Requirements.
Give every line of the data again, unchanged, but with no pictures.

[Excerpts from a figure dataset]
>> START

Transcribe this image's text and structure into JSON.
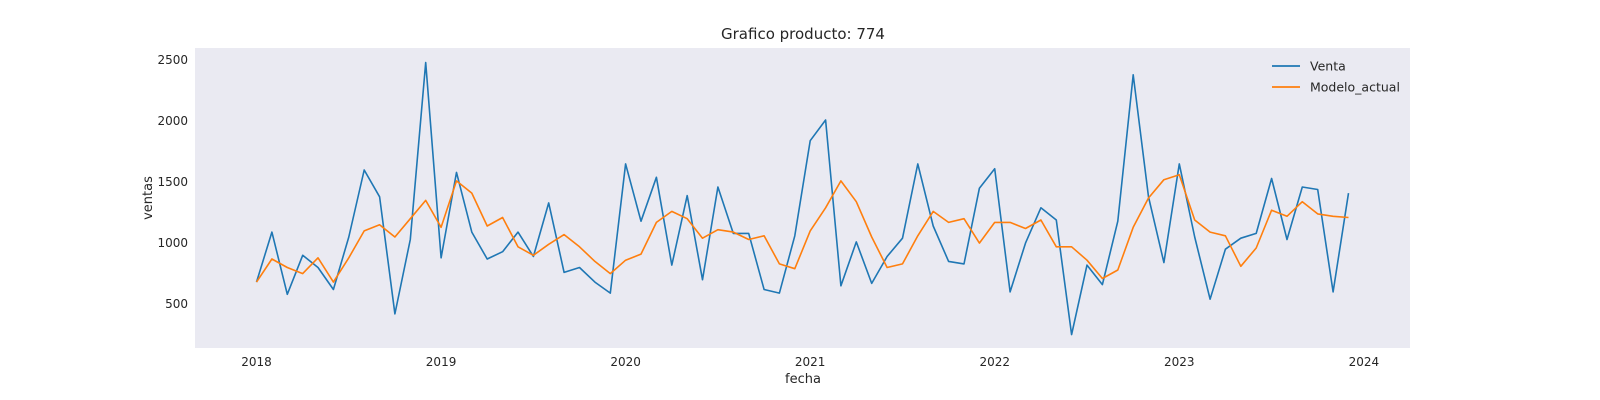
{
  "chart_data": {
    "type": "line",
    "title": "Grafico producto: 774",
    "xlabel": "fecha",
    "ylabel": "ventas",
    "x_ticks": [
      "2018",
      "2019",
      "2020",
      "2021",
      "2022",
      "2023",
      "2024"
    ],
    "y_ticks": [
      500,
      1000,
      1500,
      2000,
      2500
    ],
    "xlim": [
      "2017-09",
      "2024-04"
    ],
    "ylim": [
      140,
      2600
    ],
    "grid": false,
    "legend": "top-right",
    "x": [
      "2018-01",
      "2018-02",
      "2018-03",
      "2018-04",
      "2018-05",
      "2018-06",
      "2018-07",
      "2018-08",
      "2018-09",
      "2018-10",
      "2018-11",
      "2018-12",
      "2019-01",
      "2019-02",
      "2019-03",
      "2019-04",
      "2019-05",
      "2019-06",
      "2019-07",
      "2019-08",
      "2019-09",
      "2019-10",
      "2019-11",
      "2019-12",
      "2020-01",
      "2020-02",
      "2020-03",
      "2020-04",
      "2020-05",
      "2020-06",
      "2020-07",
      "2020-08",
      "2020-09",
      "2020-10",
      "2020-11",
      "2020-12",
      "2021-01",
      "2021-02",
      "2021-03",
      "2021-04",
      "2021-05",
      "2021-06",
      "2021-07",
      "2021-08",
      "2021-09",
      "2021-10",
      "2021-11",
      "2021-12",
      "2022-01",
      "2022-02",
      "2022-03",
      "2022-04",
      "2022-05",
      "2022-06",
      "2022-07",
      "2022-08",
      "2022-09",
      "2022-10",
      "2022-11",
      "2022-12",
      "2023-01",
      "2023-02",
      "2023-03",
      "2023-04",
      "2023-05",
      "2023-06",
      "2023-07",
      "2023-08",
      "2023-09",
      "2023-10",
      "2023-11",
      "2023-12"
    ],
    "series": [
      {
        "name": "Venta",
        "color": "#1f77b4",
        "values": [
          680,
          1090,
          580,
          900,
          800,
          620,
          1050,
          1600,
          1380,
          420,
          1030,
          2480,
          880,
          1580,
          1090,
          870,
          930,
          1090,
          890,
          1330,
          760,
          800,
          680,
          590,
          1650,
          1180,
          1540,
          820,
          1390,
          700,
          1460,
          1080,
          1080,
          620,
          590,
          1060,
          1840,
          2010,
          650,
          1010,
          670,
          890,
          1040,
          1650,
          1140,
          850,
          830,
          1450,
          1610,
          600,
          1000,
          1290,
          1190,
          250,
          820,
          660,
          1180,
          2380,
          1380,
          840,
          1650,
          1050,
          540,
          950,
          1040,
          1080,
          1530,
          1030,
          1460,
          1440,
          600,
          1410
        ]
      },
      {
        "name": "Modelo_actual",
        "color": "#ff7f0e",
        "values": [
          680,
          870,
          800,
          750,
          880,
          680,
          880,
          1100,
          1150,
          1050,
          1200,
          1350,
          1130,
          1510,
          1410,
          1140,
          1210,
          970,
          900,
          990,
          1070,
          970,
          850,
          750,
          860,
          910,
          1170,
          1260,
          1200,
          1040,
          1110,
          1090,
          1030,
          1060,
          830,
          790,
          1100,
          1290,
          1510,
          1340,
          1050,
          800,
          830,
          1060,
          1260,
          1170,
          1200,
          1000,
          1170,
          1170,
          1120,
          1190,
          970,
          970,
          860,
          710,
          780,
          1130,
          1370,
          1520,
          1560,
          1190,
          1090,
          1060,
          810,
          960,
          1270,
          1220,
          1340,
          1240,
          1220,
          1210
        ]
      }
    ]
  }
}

>> END

Correct output.
Transcribe this image's text and structure into JSON.
{
  "chart_data": {
    "type": "line",
    "title": "Grafico producto: 774",
    "xlabel": "fecha",
    "ylabel": "ventas",
    "x_ticks": [
      "2018",
      "2019",
      "2020",
      "2021",
      "2022",
      "2023",
      "2024"
    ],
    "y_ticks": [
      500,
      1000,
      1500,
      2000,
      2500
    ],
    "xlim": [
      "2017-09",
      "2024-04"
    ],
    "ylim": [
      140,
      2600
    ],
    "grid": false,
    "legend": "top-right",
    "x": [
      "2018-01",
      "2018-02",
      "2018-03",
      "2018-04",
      "2018-05",
      "2018-06",
      "2018-07",
      "2018-08",
      "2018-09",
      "2018-10",
      "2018-11",
      "2018-12",
      "2019-01",
      "2019-02",
      "2019-03",
      "2019-04",
      "2019-05",
      "2019-06",
      "2019-07",
      "2019-08",
      "2019-09",
      "2019-10",
      "2019-11",
      "2019-12",
      "2020-01",
      "2020-02",
      "2020-03",
      "2020-04",
      "2020-05",
      "2020-06",
      "2020-07",
      "2020-08",
      "2020-09",
      "2020-10",
      "2020-11",
      "2020-12",
      "2021-01",
      "2021-02",
      "2021-03",
      "2021-04",
      "2021-05",
      "2021-06",
      "2021-07",
      "2021-08",
      "2021-09",
      "2021-10",
      "2021-11",
      "2021-12",
      "2022-01",
      "2022-02",
      "2022-03",
      "2022-04",
      "2022-05",
      "2022-06",
      "2022-07",
      "2022-08",
      "2022-09",
      "2022-10",
      "2022-11",
      "2022-12",
      "2023-01",
      "2023-02",
      "2023-03",
      "2023-04",
      "2023-05",
      "2023-06",
      "2023-07",
      "2023-08",
      "2023-09",
      "2023-10",
      "2023-11",
      "2023-12"
    ],
    "series": [
      {
        "name": "Venta",
        "color": "#1f77b4",
        "values": [
          680,
          1090,
          580,
          900,
          800,
          620,
          1050,
          1600,
          1380,
          420,
          1030,
          2480,
          880,
          1580,
          1090,
          870,
          930,
          1090,
          890,
          1330,
          760,
          800,
          680,
          590,
          1650,
          1180,
          1540,
          820,
          1390,
          700,
          1460,
          1080,
          1080,
          620,
          590,
          1060,
          1840,
          2010,
          650,
          1010,
          670,
          890,
          1040,
          1650,
          1140,
          850,
          830,
          1450,
          1610,
          600,
          1000,
          1290,
          1190,
          250,
          820,
          660,
          1180,
          2380,
          1380,
          840,
          1650,
          1050,
          540,
          950,
          1040,
          1080,
          1530,
          1030,
          1460,
          1440,
          600,
          1410
        ]
      },
      {
        "name": "Modelo_actual",
        "color": "#ff7f0e",
        "values": [
          680,
          870,
          800,
          750,
          880,
          680,
          880,
          1100,
          1150,
          1050,
          1200,
          1350,
          1130,
          1510,
          1410,
          1140,
          1210,
          970,
          900,
          990,
          1070,
          970,
          850,
          750,
          860,
          910,
          1170,
          1260,
          1200,
          1040,
          1110,
          1090,
          1030,
          1060,
          830,
          790,
          1100,
          1290,
          1510,
          1340,
          1050,
          800,
          830,
          1060,
          1260,
          1170,
          1200,
          1000,
          1170,
          1170,
          1120,
          1190,
          970,
          970,
          860,
          710,
          780,
          1130,
          1370,
          1520,
          1560,
          1190,
          1090,
          1060,
          810,
          960,
          1270,
          1220,
          1340,
          1240,
          1220,
          1210
        ]
      }
    ]
  }
}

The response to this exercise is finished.